◆ Exercise task:
Please list all lines of the material below in which the string "működik" occurs.

===

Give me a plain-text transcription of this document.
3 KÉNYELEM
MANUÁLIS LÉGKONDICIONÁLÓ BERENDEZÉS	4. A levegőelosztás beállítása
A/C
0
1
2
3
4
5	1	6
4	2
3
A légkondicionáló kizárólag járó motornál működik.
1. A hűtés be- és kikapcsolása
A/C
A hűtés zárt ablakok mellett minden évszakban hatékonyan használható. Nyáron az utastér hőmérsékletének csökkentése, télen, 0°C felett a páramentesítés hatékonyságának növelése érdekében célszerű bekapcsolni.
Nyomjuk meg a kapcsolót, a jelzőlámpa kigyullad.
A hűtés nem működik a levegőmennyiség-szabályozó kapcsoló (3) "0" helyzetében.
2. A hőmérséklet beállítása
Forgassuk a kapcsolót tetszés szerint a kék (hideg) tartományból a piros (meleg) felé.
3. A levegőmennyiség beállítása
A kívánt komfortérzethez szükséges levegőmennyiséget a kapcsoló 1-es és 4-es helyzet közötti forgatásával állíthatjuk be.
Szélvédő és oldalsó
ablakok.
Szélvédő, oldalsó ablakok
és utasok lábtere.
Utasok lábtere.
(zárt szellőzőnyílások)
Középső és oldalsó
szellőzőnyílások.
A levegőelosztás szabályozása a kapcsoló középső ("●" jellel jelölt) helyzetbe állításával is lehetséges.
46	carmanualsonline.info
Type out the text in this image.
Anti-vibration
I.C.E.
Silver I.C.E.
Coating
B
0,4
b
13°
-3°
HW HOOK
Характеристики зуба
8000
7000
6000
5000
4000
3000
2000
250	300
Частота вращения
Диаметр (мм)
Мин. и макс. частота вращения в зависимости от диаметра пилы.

===

◆ Final result:
A légkondicionáló kizárólag járó motornál működik.
A hűtés nem működik a levegőmennyiség-szabályozó kapcsoló (3) "0" helyzetében.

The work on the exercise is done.